### The task
Extract all lines that hold "强度较高的噪声" from the records below.
* BEGIN *
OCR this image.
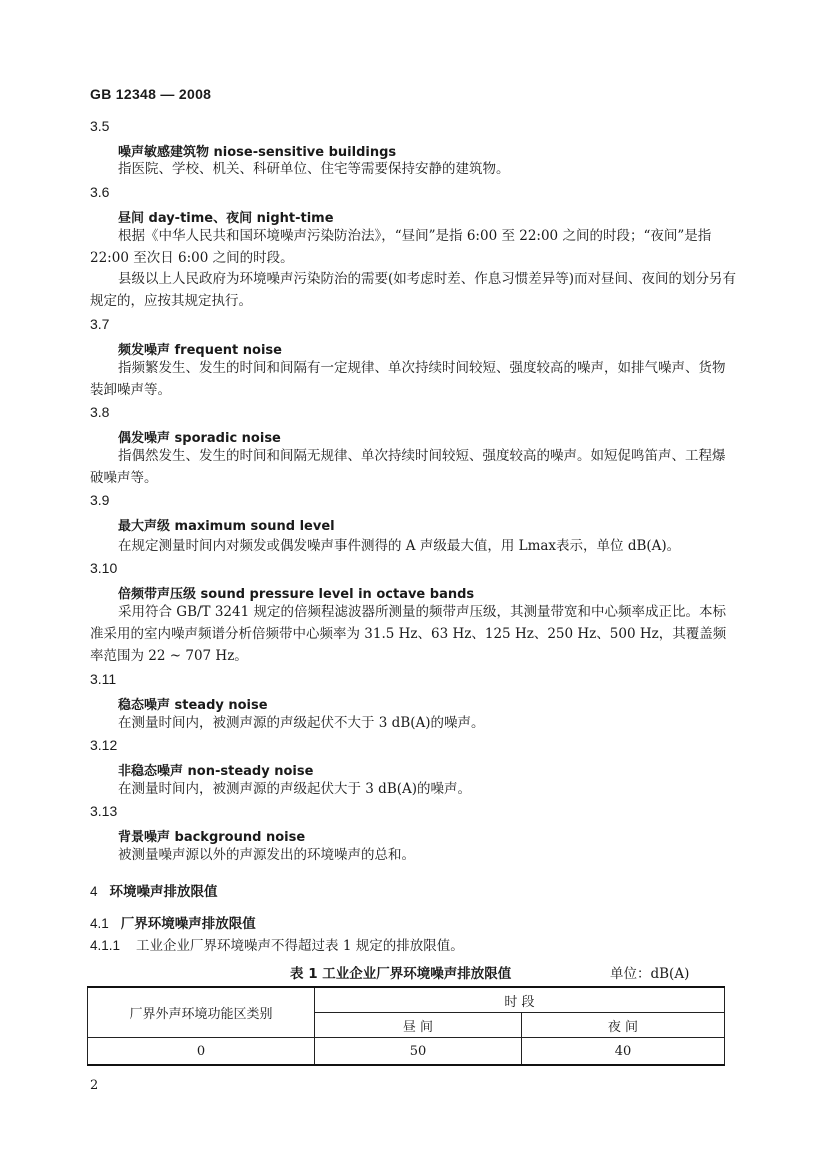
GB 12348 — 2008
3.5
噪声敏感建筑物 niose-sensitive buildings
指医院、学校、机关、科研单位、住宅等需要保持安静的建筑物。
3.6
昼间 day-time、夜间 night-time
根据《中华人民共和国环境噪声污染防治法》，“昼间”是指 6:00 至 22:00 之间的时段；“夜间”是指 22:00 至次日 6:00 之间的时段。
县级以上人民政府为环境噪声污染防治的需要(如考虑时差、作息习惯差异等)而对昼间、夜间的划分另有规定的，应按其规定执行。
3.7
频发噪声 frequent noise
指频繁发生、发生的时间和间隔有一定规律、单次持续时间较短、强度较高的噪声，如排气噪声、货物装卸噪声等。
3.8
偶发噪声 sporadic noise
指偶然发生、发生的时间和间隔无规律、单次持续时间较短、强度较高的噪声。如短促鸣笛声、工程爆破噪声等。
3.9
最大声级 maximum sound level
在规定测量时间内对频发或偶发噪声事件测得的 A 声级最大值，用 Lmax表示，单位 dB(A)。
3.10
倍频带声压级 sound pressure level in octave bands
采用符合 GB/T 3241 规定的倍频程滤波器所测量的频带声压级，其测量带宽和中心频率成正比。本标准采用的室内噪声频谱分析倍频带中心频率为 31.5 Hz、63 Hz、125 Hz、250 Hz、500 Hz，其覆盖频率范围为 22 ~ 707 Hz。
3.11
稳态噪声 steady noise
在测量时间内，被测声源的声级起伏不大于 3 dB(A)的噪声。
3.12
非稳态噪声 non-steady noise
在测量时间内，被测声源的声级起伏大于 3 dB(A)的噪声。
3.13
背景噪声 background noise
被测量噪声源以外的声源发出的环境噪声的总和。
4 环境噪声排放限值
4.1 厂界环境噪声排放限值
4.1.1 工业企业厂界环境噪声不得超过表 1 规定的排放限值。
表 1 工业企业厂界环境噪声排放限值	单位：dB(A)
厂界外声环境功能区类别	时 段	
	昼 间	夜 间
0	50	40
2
* END *
### Worked answer
指频繁发生、发生的时间和间隔有一定规律、单次持续时间较短、强度较高的噪声，如排气噪声、货物装卸噪声等。
指偶然发生、发生的时间和间隔无规律、单次持续时间较短、强度较高的噪声。如短促鸣笛声、工程爆破噪声等。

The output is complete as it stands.